Locate each line of the material that contains "domiciliada", then return it.

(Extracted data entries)
----------------
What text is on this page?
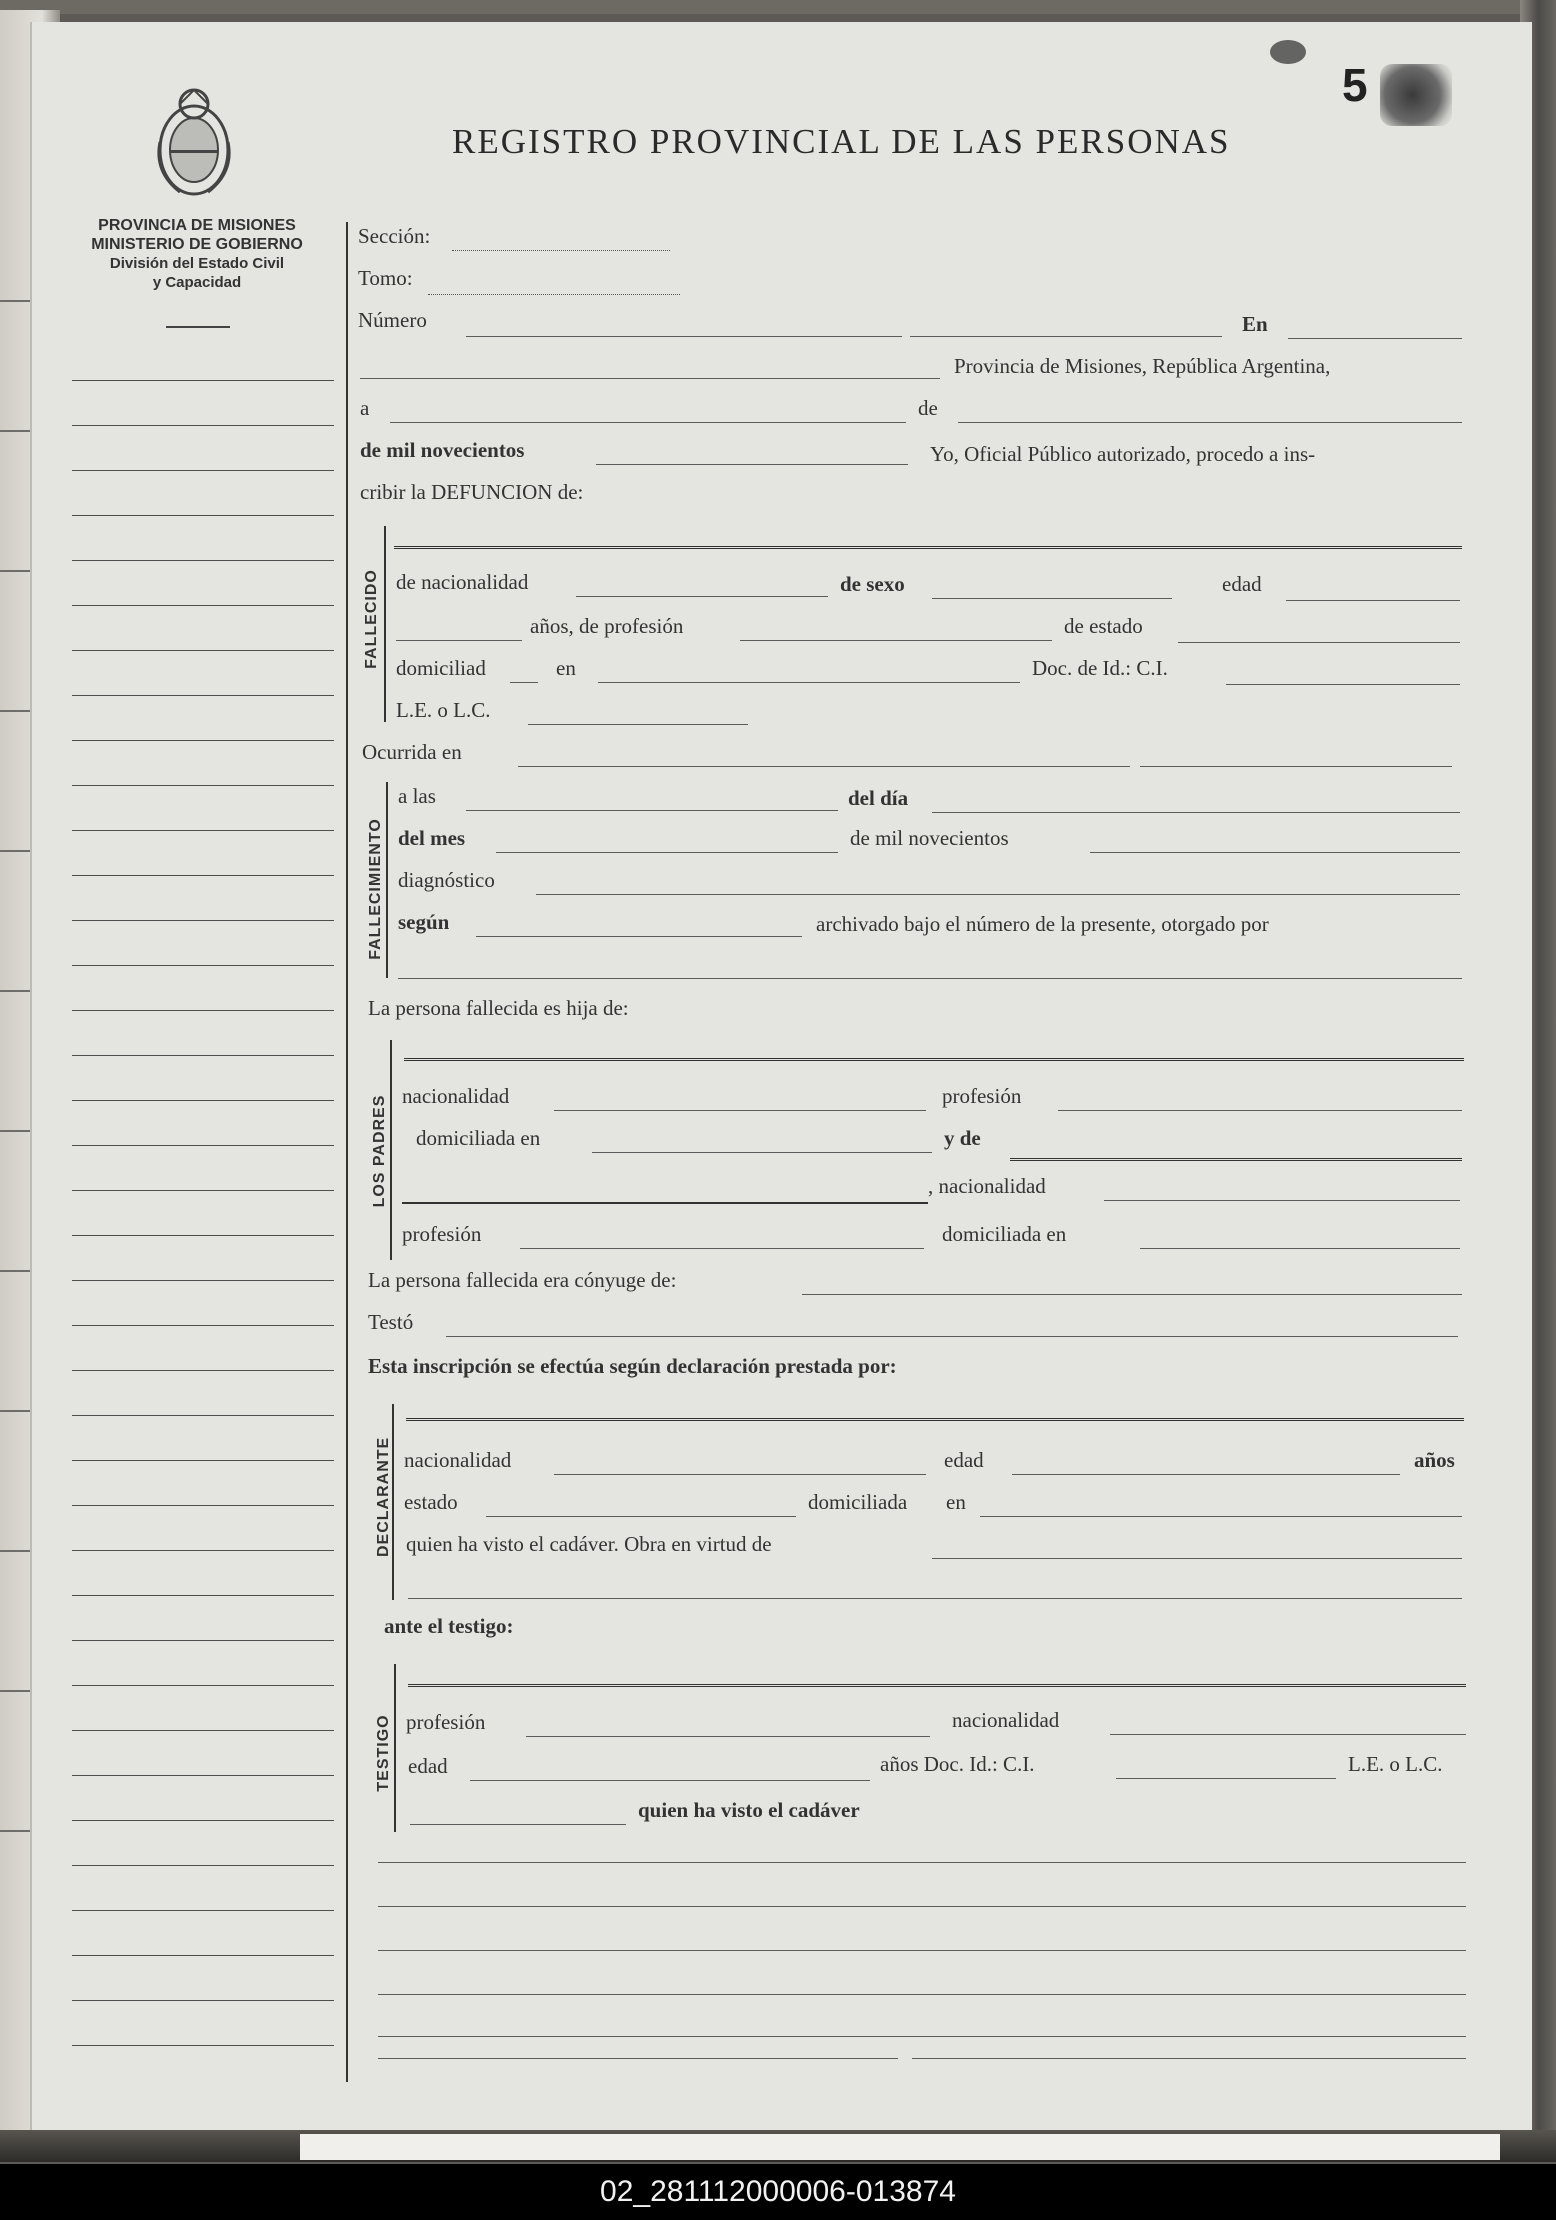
5
REGISTRO PROVINCIAL DE LAS PERSONAS
PROVINCIA DE MISIONES
MINISTERIO DE GOBIERNO
División del Estado Civil
y Capacidad
Sección:
Tomo:
Número	En
Provincia de Misiones, República Argentina,
a	de
de mil novecientos	Yo, Oficial Público autorizado, procedo a ins-
cribir la DEFUNCION de:
FALLECIDO de nacionalidad	de sexo	edad
años, de profesión	de estado
domiciliad	en	Doc. de Id.: C.I.
L.E. o L.C.
Ocurrida en
FALLECIMIENTO
a las	del día
del mes	de mil novecientos
diagnóstico
según	archivado bajo el número de la presente, otorgado por
La persona fallecida es hija de:
LOS PADRES nacionalidad	profesión
domiciliada en	y de
, nacionalidad
profesión	domiciliada en
La persona fallecida era cónyuge de:
Testó
Esta inscripción se efectúa según declaración prestada por:
DECLARANTE nacionalidad	edad	años
estado	domiciliada en
quien ha visto el cadáver. Obra en virtud de
ante el testigo:
TESTIGO profesión	nacionalidad
edad	años Doc. Id.: C.I.	L.E. o L.C.
quien ha visto el cadáver
02_281112000006-013874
----------------
- [Task answer]
domiciliada en	y de
profesión	domiciliada en
estado	domiciliada en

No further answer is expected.